:: Entries provided ::
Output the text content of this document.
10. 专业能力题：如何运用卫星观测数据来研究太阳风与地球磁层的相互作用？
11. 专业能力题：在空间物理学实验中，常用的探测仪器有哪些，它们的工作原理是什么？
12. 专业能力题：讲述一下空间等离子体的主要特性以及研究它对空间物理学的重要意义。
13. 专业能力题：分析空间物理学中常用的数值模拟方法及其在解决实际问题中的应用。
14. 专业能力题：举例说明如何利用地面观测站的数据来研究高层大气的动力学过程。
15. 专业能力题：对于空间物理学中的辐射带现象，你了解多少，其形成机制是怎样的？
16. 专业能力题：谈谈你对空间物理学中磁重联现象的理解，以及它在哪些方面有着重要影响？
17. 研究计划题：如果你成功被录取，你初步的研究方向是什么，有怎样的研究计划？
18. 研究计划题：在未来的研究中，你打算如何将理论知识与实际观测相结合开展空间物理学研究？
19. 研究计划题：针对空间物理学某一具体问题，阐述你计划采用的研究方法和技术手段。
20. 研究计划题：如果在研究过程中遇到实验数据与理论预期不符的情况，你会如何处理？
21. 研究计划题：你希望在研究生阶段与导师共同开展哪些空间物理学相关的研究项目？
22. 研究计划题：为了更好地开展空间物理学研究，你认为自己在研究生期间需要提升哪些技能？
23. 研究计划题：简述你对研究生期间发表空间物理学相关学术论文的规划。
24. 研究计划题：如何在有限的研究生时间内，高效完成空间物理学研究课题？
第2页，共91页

==

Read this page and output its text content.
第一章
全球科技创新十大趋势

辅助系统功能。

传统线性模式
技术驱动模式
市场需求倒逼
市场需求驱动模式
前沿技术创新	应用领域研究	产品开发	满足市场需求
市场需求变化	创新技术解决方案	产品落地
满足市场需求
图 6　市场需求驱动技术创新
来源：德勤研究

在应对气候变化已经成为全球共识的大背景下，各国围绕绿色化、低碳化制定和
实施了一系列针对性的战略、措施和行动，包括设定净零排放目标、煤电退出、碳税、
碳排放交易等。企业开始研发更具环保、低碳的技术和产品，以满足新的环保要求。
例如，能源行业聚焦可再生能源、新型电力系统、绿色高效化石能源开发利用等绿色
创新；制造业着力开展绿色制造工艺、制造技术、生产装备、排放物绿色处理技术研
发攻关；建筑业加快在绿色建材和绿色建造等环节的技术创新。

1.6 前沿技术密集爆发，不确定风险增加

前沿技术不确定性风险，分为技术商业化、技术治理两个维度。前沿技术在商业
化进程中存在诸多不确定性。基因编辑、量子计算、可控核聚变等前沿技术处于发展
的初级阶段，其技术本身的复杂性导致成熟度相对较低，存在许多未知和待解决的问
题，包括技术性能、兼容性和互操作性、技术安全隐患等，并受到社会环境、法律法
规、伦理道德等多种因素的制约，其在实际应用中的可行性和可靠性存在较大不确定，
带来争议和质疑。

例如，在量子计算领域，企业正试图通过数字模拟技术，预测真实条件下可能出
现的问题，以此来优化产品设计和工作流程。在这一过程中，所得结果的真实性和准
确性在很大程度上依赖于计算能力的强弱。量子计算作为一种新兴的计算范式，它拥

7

:: Your task ::
Search the entries for the word "this", then list each line that holds it.

:: Problem solution ::
Output the text content of this document.
Read this page and output its text content.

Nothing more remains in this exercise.